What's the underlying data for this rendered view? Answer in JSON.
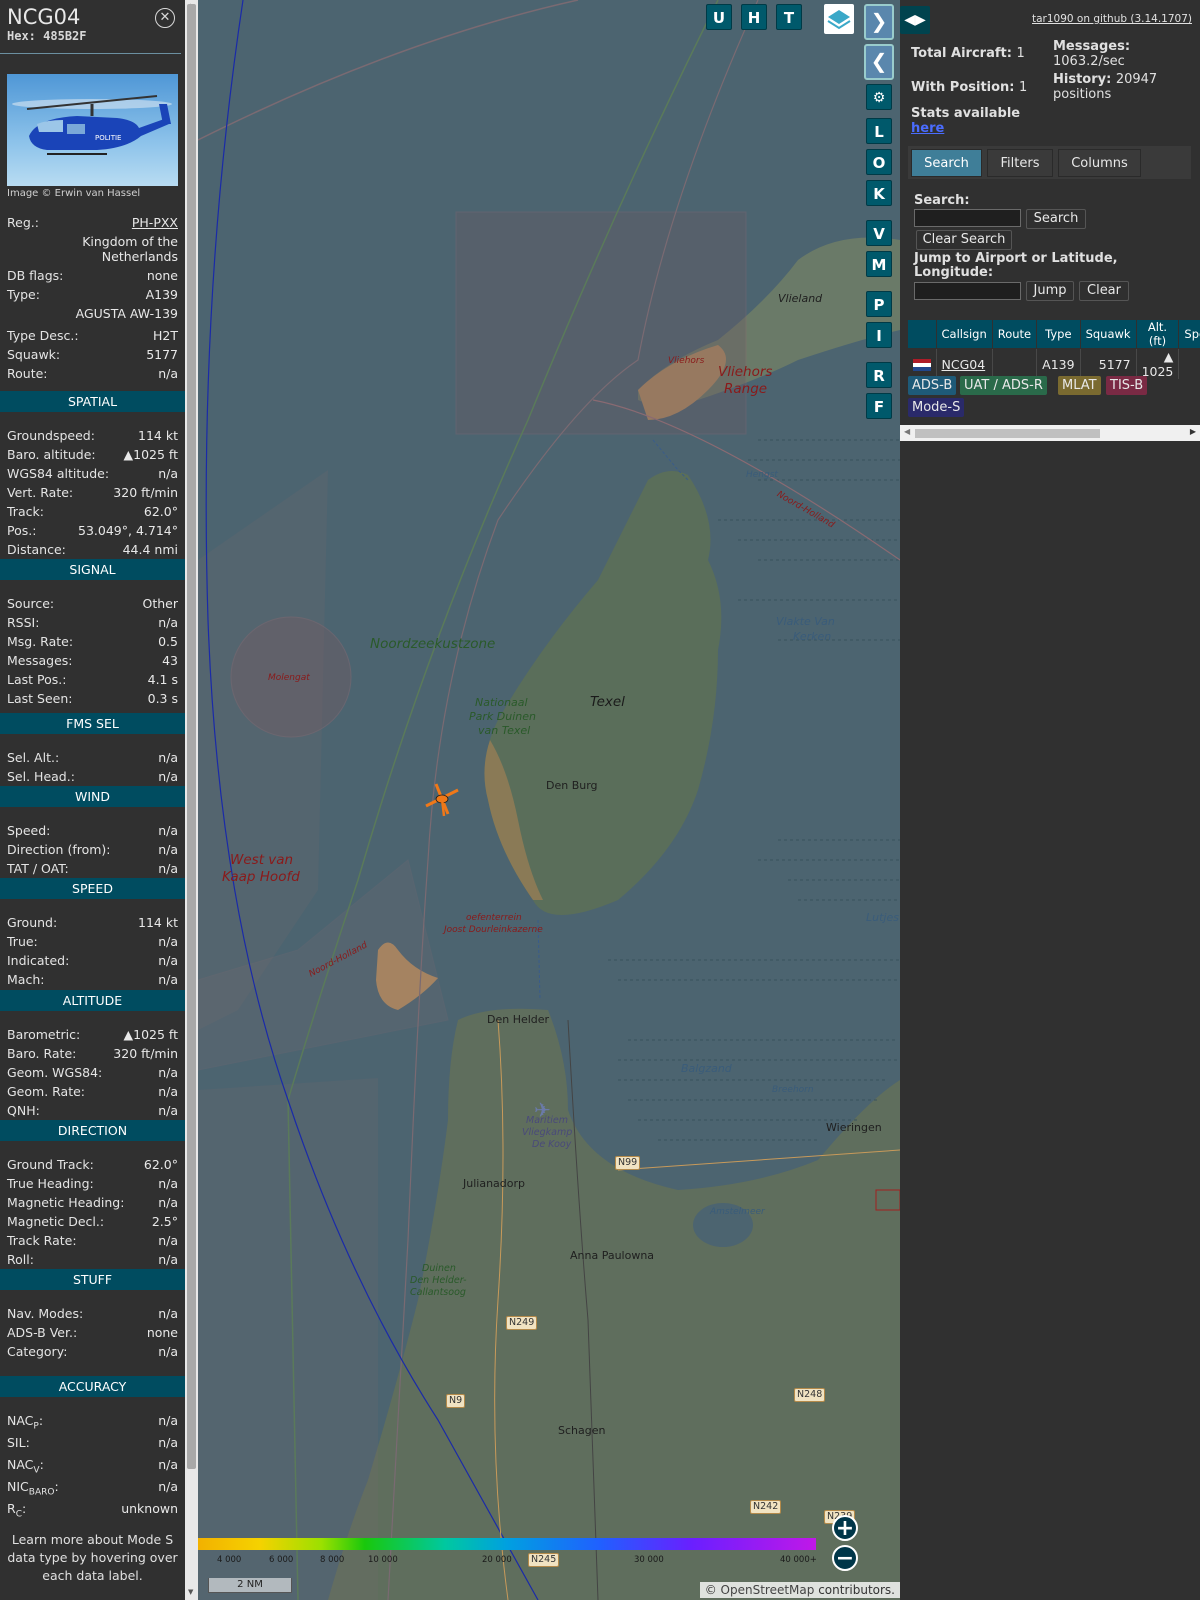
{
  "aircraft": {
    "callsign": "NCG04",
    "hex_label": "Hex:",
    "hex": "485B2F",
    "photo_caption": "Image © Erwin van Hassel",
    "reg_label": "Reg.:",
    "reg": "PH-PXX",
    "country": "Kingdom of the Netherlands",
    "db_flags_label": "DB flags:",
    "db_flags": "none",
    "type_label": "Type:",
    "type": "A139",
    "type_name": "AGUSTA AW-139",
    "type_desc_label": "Type Desc.:",
    "type_desc": "H2T",
    "squawk_label": "Squawk:",
    "squawk": "5177",
    "route_label": "Route:",
    "route": "n/a"
  },
  "sections": {
    "spatial": "SPATIAL",
    "signal": "SIGNAL",
    "fms": "FMS SEL",
    "wind": "WIND",
    "speed": "SPEED",
    "altitude": "ALTITUDE",
    "direction": "DIRECTION",
    "stuff": "STUFF",
    "accuracy": "ACCURACY"
  },
  "spatial": [
    {
      "k": "Groundspeed:",
      "v": "114 kt"
    },
    {
      "k": "Baro. altitude:",
      "v": "▲1025 ft"
    },
    {
      "k": "WGS84 altitude:",
      "v": "n/a"
    },
    {
      "k": "Vert. Rate:",
      "v": "320 ft/min"
    },
    {
      "k": "Track:",
      "v": "62.0°"
    },
    {
      "k": "Pos.:",
      "v": "53.049°, 4.714°"
    },
    {
      "k": "Distance:",
      "v": "44.4 nmi"
    }
  ],
  "signal": [
    {
      "k": "Source:",
      "v": "Other"
    },
    {
      "k": "RSSI:",
      "v": "n/a"
    },
    {
      "k": "Msg. Rate:",
      "v": "0.5"
    },
    {
      "k": "Messages:",
      "v": "43"
    },
    {
      "k": "Last Pos.:",
      "v": "4.1 s"
    },
    {
      "k": "Last Seen:",
      "v": "0.3 s"
    }
  ],
  "fms": [
    {
      "k": "Sel. Alt.:",
      "v": "n/a"
    },
    {
      "k": "Sel. Head.:",
      "v": "n/a"
    }
  ],
  "wind": [
    {
      "k": "Speed:",
      "v": "n/a"
    },
    {
      "k": "Direction (from):",
      "v": "n/a"
    },
    {
      "k": "TAT / OAT:",
      "v": "n/a"
    }
  ],
  "speed": [
    {
      "k": "Ground:",
      "v": "114 kt"
    },
    {
      "k": "True:",
      "v": "n/a"
    },
    {
      "k": "Indicated:",
      "v": "n/a"
    },
    {
      "k": "Mach:",
      "v": "n/a"
    }
  ],
  "altitude": [
    {
      "k": "Barometric:",
      "v": "▲1025 ft"
    },
    {
      "k": "Baro. Rate:",
      "v": "320 ft/min"
    },
    {
      "k": "Geom. WGS84:",
      "v": "n/a"
    },
    {
      "k": "Geom. Rate:",
      "v": "n/a"
    },
    {
      "k": "QNH:",
      "v": "n/a"
    }
  ],
  "direction": [
    {
      "k": "Ground Track:",
      "v": "62.0°"
    },
    {
      "k": "True Heading:",
      "v": "n/a"
    },
    {
      "k": "Magnetic Heading:",
      "v": "n/a"
    },
    {
      "k": "Magnetic Decl.:",
      "v": "2.5°"
    },
    {
      "k": "Track Rate:",
      "v": "n/a"
    },
    {
      "k": "Roll:",
      "v": "n/a"
    }
  ],
  "stuff": [
    {
      "k": "Nav. Modes:",
      "v": "n/a"
    },
    {
      "k": "ADS-B Ver.:",
      "v": "none"
    },
    {
      "k": "Category:",
      "v": "n/a"
    }
  ],
  "accuracy": [
    {
      "k": "NAC",
      "sub": "P",
      "v": "n/a"
    },
    {
      "k": "SIL:",
      "sub": "",
      "v": "n/a"
    },
    {
      "k": "NAC",
      "sub": "V",
      "v": "n/a"
    },
    {
      "k": "NIC",
      "sub": "BARO",
      "v": "n/a"
    },
    {
      "k": "R",
      "sub": "C",
      "v": "unknown"
    }
  ],
  "learn_more": "Learn more about Mode S data type by hovering over each data label.",
  "map": {
    "buttons_top": [
      "U",
      "H",
      "T"
    ],
    "buttons_side": [
      "L",
      "O",
      "K",
      "V",
      "M",
      "P",
      "I",
      "R",
      "F"
    ],
    "labels": {
      "vlieland": "Vlieland",
      "vliehors": "Vliehors",
      "vliehors_range_1": "Vliehors",
      "vliehors_range_2": "Range",
      "hengst": "Hengst",
      "noord_holland_1": "Noord-Holland",
      "noord_holland_2": "Noord-Holland",
      "noordzeekustzone": "Noordzeekustzone",
      "molengat": "Molengat",
      "texel": "Texel",
      "np_1": "Nationaal",
      "np_2": "Park Duinen",
      "np_3": "van Texel",
      "den_burg": "Den Burg",
      "vlakte_1": "Vlakte Van",
      "vlakte_2": "Kerken",
      "west_1": "West van",
      "west_2": "Kaap Hoofd",
      "oefen_1": "oefenterrein",
      "oefen_2": "Joost Dourleinkazerne",
      "lutjes": "Lutjes",
      "den_helder": "Den Helder",
      "balgzand": "Balgzand",
      "breehorn": "Breehorn",
      "wieringen": "Wieringen",
      "maritiem_1": "Maritiem",
      "maritiem_2": "Vliegkamp",
      "maritiem_3": "De Kooy",
      "julianadorp": "Julianadorp",
      "amstelmeer": "Amstelmeer",
      "anna": "Anna Paulowna",
      "duinen_1": "Duinen",
      "duinen_2": "Den Helder-",
      "duinen_3": "Callantsoog",
      "schagen": "Schagen",
      "n99": "N99",
      "n249": "N249",
      "n248": "N248",
      "n9": "N9",
      "n242": "N242",
      "n245": "N245",
      "n239": "N239"
    },
    "altitude_ticks": [
      "4 000",
      "6 000",
      "8 000",
      "10 000",
      "20 000",
      "30 000",
      "40 000+"
    ],
    "scale": "2 NM",
    "attribution_prefix": "© ",
    "attribution_link": "OpenStreetMap",
    "attribution_suffix": " contributors."
  },
  "right": {
    "github": "tar1090 on github (3.14.1707)",
    "total_label": "Total Aircraft:",
    "total": "1",
    "withpos_label": "With Position:",
    "withpos": "1",
    "messages_label": "Messages:",
    "messages": "1063.2/sec",
    "history_label": "History:",
    "history": "20947 positions",
    "stats_label": "Stats available",
    "stats_link": "here",
    "tabs": [
      "Search",
      "Filters",
      "Columns"
    ],
    "search_label": "Search:",
    "search_button": "Search",
    "clear_search_button": "Clear Search",
    "jump_label": "Jump to Airport or Latitude, Longitude:",
    "jump_button": "Jump",
    "clear_button": "Clear",
    "table_headers": [
      "Callsign",
      "Route",
      "Type",
      "Squawk",
      "Alt. (ft)",
      "Spd"
    ],
    "table_rows": [
      {
        "callsign": "NCG04",
        "route": "",
        "type": "A139",
        "squawk": "5177",
        "alt": "▲ 1025",
        "spd": ""
      }
    ],
    "sources": [
      "ADS-B",
      "UAT / ADS-R",
      "MLAT",
      "TIS-B",
      "Mode-S"
    ]
  },
  "colors": {
    "section_header": "#004c60",
    "map_sea": "#4c6470",
    "aircraft_icon": "#f07818",
    "adsb": "#1e5a78",
    "uat": "#2a6a4a",
    "mlat": "#7a6a30",
    "tisb": "#7a2a44",
    "modes": "#2a2a6a"
  }
}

# # # # # # #

(The task) Output every entry exactly as given; pictures are not part of the copy.

(Output for this exercise)
What's the underlying data for this rendered view? Answer in JSON.
{
  "aircraft": {
    "callsign": "NCG04",
    "hex_label": "Hex:",
    "hex": "485B2F",
    "photo_caption": "Image © Erwin van Hassel",
    "reg_label": "Reg.:",
    "reg": "PH-PXX",
    "country": "Kingdom of the Netherlands",
    "db_flags_label": "DB flags:",
    "db_flags": "none",
    "type_label": "Type:",
    "type": "A139",
    "type_name": "AGUSTA AW-139",
    "type_desc_label": "Type Desc.:",
    "type_desc": "H2T",
    "squawk_label": "Squawk:",
    "squawk": "5177",
    "route_label": "Route:",
    "route": "n/a"
  },
  "sections": {
    "spatial": "SPATIAL",
    "signal": "SIGNAL",
    "fms": "FMS SEL",
    "wind": "WIND",
    "speed": "SPEED",
    "altitude": "ALTITUDE",
    "direction": "DIRECTION",
    "stuff": "STUFF",
    "accuracy": "ACCURACY"
  },
  "spatial": [
    {
      "k": "Groundspeed:",
      "v": "114 kt"
    },
    {
      "k": "Baro. altitude:",
      "v": "▲1025 ft"
    },
    {
      "k": "WGS84 altitude:",
      "v": "n/a"
    },
    {
      "k": "Vert. Rate:",
      "v": "320 ft/min"
    },
    {
      "k": "Track:",
      "v": "62.0°"
    },
    {
      "k": "Pos.:",
      "v": "53.049°, 4.714°"
    },
    {
      "k": "Distance:",
      "v": "44.4 nmi"
    }
  ],
  "signal": [
    {
      "k": "Source:",
      "v": "Other"
    },
    {
      "k": "RSSI:",
      "v": "n/a"
    },
    {
      "k": "Msg. Rate:",
      "v": "0.5"
    },
    {
      "k": "Messages:",
      "v": "43"
    },
    {
      "k": "Last Pos.:",
      "v": "4.1 s"
    },
    {
      "k": "Last Seen:",
      "v": "0.3 s"
    }
  ],
  "fms": [
    {
      "k": "Sel. Alt.:",
      "v": "n/a"
    },
    {
      "k": "Sel. Head.:",
      "v": "n/a"
    }
  ],
  "wind": [
    {
      "k": "Speed:",
      "v": "n/a"
    },
    {
      "k": "Direction (from):",
      "v": "n/a"
    },
    {
      "k": "TAT / OAT:",
      "v": "n/a"
    }
  ],
  "speed": [
    {
      "k": "Ground:",
      "v": "114 kt"
    },
    {
      "k": "True:",
      "v": "n/a"
    },
    {
      "k": "Indicated:",
      "v": "n/a"
    },
    {
      "k": "Mach:",
      "v": "n/a"
    }
  ],
  "altitude": [
    {
      "k": "Barometric:",
      "v": "▲1025 ft"
    },
    {
      "k": "Baro. Rate:",
      "v": "320 ft/min"
    },
    {
      "k": "Geom. WGS84:",
      "v": "n/a"
    },
    {
      "k": "Geom. Rate:",
      "v": "n/a"
    },
    {
      "k": "QNH:",
      "v": "n/a"
    }
  ],
  "direction": [
    {
      "k": "Ground Track:",
      "v": "62.0°"
    },
    {
      "k": "True Heading:",
      "v": "n/a"
    },
    {
      "k": "Magnetic Heading:",
      "v": "n/a"
    },
    {
      "k": "Magnetic Decl.:",
      "v": "2.5°"
    },
    {
      "k": "Track Rate:",
      "v": "n/a"
    },
    {
      "k": "Roll:",
      "v": "n/a"
    }
  ],
  "stuff": [
    {
      "k": "Nav. Modes:",
      "v": "n/a"
    },
    {
      "k": "ADS-B Ver.:",
      "v": "none"
    },
    {
      "k": "Category:",
      "v": "n/a"
    }
  ],
  "accuracy": [
    {
      "k": "NAC",
      "sub": "P",
      "v": "n/a"
    },
    {
      "k": "SIL:",
      "sub": "",
      "v": "n/a"
    },
    {
      "k": "NAC",
      "sub": "V",
      "v": "n/a"
    },
    {
      "k": "NIC",
      "sub": "BARO",
      "v": "n/a"
    },
    {
      "k": "R",
      "sub": "C",
      "v": "unknown"
    }
  ],
  "learn_more": "Learn more about Mode S data type by hovering over each data label.",
  "map": {
    "buttons_top": [
      "U",
      "H",
      "T"
    ],
    "buttons_side": [
      "L",
      "O",
      "K",
      "V",
      "M",
      "P",
      "I",
      "R",
      "F"
    ],
    "labels": {
      "vlieland": "Vlieland",
      "vliehors": "Vliehors",
      "vliehors_range_1": "Vliehors",
      "vliehors_range_2": "Range",
      "hengst": "Hengst",
      "noord_holland_1": "Noord-Holland",
      "noord_holland_2": "Noord-Holland",
      "noordzeekustzone": "Noordzeekustzone",
      "molengat": "Molengat",
      "texel": "Texel",
      "np_1": "Nationaal",
      "np_2": "Park Duinen",
      "np_3": "van Texel",
      "den_burg": "Den Burg",
      "vlakte_1": "Vlakte Van",
      "vlakte_2": "Kerken",
      "west_1": "West van",
      "west_2": "Kaap Hoofd",
      "oefen_1": "oefenterrein",
      "oefen_2": "Joost Dourleinkazerne",
      "lutjes": "Lutjes",
      "den_helder": "Den Helder",
      "balgzand": "Balgzand",
      "breehorn": "Breehorn",
      "wieringen": "Wieringen",
      "maritiem_1": "Maritiem",
      "maritiem_2": "Vliegkamp",
      "maritiem_3": "De Kooy",
      "julianadorp": "Julianadorp",
      "amstelmeer": "Amstelmeer",
      "anna": "Anna Paulowna",
      "duinen_1": "Duinen",
      "duinen_2": "Den Helder-",
      "duinen_3": "Callantsoog",
      "schagen": "Schagen",
      "n99": "N99",
      "n249": "N249",
      "n248": "N248",
      "n9": "N9",
      "n242": "N242",
      "n245": "N245",
      "n239": "N239"
    },
    "altitude_ticks": [
      "4 000",
      "6 000",
      "8 000",
      "10 000",
      "20 000",
      "30 000",
      "40 000+"
    ],
    "scale": "2 NM",
    "attribution_prefix": "© ",
    "attribution_link": "OpenStreetMap",
    "attribution_suffix": " contributors."
  },
  "right": {
    "github": "tar1090 on github (3.14.1707)",
    "total_label": "Total Aircraft:",
    "total": "1",
    "withpos_label": "With Position:",
    "withpos": "1",
    "messages_label": "Messages:",
    "messages": "1063.2/sec",
    "history_label": "History:",
    "history": "20947 positions",
    "stats_label": "Stats available",
    "stats_link": "here",
    "tabs": [
      "Search",
      "Filters",
      "Columns"
    ],
    "search_label": "Search:",
    "search_button": "Search",
    "clear_search_button": "Clear Search",
    "jump_label": "Jump to Airport or Latitude, Longitude:",
    "jump_button": "Jump",
    "clear_button": "Clear",
    "table_headers": [
      "Callsign",
      "Route",
      "Type",
      "Squawk",
      "Alt. (ft)",
      "Spd"
    ],
    "table_rows": [
      {
        "callsign": "NCG04",
        "route": "",
        "type": "A139",
        "squawk": "5177",
        "alt": "▲ 1025",
        "spd": ""
      }
    ],
    "sources": [
      "ADS-B",
      "UAT / ADS-R",
      "MLAT",
      "TIS-B",
      "Mode-S"
    ]
  },
  "colors": {
    "section_header": "#004c60",
    "map_sea": "#4c6470",
    "aircraft_icon": "#f07818",
    "adsb": "#1e5a78",
    "uat": "#2a6a4a",
    "mlat": "#7a6a30",
    "tisb": "#7a2a44",
    "modes": "#2a2a6a"
  }
}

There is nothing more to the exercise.